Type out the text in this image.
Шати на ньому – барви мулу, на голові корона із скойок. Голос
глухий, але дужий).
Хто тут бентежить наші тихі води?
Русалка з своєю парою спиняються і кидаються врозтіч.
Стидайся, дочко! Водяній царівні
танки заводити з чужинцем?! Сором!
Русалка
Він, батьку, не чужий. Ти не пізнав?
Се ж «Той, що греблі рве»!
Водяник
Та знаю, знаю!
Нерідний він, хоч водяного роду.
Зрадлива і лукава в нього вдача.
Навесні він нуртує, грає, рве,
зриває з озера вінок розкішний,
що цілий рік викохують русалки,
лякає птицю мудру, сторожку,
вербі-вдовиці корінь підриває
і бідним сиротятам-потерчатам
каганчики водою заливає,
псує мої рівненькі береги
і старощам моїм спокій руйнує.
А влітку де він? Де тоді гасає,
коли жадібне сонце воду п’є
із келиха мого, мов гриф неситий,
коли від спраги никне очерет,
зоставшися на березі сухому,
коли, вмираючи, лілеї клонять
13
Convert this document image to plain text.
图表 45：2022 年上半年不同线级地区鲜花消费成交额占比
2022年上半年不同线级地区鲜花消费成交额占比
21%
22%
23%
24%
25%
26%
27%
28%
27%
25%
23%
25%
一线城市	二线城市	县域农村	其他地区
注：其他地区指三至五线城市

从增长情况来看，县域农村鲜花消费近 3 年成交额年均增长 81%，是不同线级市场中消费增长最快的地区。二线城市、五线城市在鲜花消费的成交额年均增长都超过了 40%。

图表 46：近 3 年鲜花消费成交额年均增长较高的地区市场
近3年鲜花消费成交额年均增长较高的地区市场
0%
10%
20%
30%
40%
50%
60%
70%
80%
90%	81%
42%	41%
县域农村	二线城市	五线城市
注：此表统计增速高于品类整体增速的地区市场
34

....................

[What the exercise asks] Your task is to repeat each line of the material exactly.

[Task response]
Type out the text in this image.
Шати на ньому – барви мулу, на голові корона із скойок. Голос
глухий, але дужий).
Хто тут бентежить наші тихі води?
Русалка з своєю парою спиняються і кидаються врозтіч.
Стидайся, дочко! Водяній царівні
танки заводити з чужинцем?! Сором!
Русалка
Він, батьку, не чужий. Ти не пізнав?
Се ж «Той, що греблі рве»!
Водяник
Та знаю, знаю!
Нерідний він, хоч водяного роду.
Зрадлива і лукава в нього вдача.
Навесні він нуртує, грає, рве,
зриває з озера вінок розкішний,
що цілий рік викохують русалки,
лякає птицю мудру, сторожку,
вербі-вдовиці корінь підриває
і бідним сиротятам-потерчатам
каганчики водою заливає,
псує мої рівненькі береги
і старощам моїм спокій руйнує.
А влітку де він? Де тоді гасає,
коли жадібне сонце воду п’є
із келиха мого, мов гриф неситий,
коли від спраги никне очерет,
зоставшися на березі сухому,
коли, вмираючи, лілеї клонять
13
Convert this document image to plain text.
图表 45：2022 年上半年不同线级地区鲜花消费成交额占比
2022年上半年不同线级地区鲜花消费成交额占比
21%
22%
23%
24%
25%
26%
27%
28%
27%
25%
23%
25%
一线城市	二线城市	县域农村	其他地区
注：其他地区指三至五线城市

从增长情况来看，县域农村鲜花消费近 3 年成交额年均增长 81%，是不同线级市场中消费增长最快的地区。二线城市、五线城市在鲜花消费的成交额年均增长都超过了 40%。

图表 46：近 3 年鲜花消费成交额年均增长较高的地区市场
近3年鲜花消费成交额年均增长较高的地区市场
0%
10%
20%
30%
40%
50%
60%
70%
80%
90%	81%
42%	41%
县域农村	二线城市	五线城市
注：此表统计增速高于品类整体增速的地区市场
34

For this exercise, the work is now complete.